▶ _DIRECTIVE_: Drop the pictures from the entries below, then reproduce the rest exactly.

▶ _DATA IN THIS EXERCISE_:
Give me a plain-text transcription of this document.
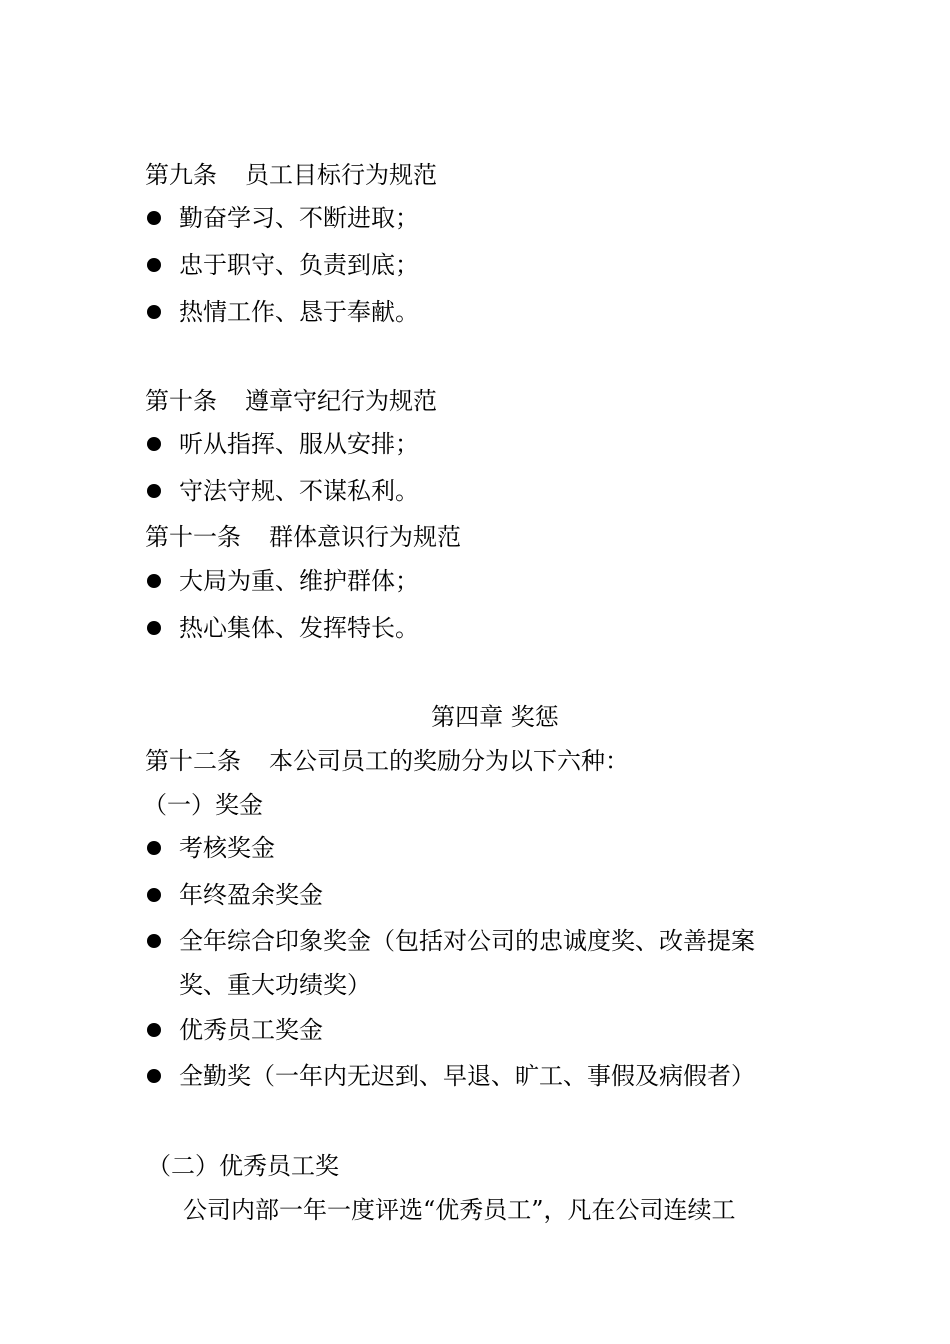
第九条 员工目标行为规范
勤奋学习、不断进取；
忠于职守、负责到底；
热情工作、恳于奉献。
第十条 遵章守纪行为规范
听从指挥、服从安排；
守法守规、不谋私利。
第十一条 群体意识行为规范
大局为重、维护群体；
热心集体、发挥特长。
第四章 奖惩
第十二条 本公司员工的奖励分为以下六种：
（一）奖金
考核奖金
年终盈余奖金
全年综合印象奖金（包括对公司的忠诚度奖、改善提案
奖、重大功绩奖）
优秀员工奖金
全勤奖（一年内无迟到、早退、旷工、事假及病假者）
（二）优秀员工奖
公司内部一年一度评选“优秀员工”，凡在公司连续工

▶ _FINAL RESULT_:
Give me a plain-text transcription of this document.
第九条 员工目标行为规范
勤奋学习、不断进取；
忠于职守、负责到底；
热情工作、恳于奉献。
第十条 遵章守纪行为规范
听从指挥、服从安排；
守法守规、不谋私利。
第十一条 群体意识行为规范
大局为重、维护群体；
热心集体、发挥特长。
第四章 奖惩
第十二条 本公司员工的奖励分为以下六种：
（一）奖金
考核奖金
年终盈余奖金
全年综合印象奖金（包括对公司的忠诚度奖、改善提案
奖、重大功绩奖）
优秀员工奖金
全勤奖（一年内无迟到、早退、旷工、事假及病假者）
（二）优秀员工奖
公司内部一年一度评选“优秀员工”，凡在公司连续工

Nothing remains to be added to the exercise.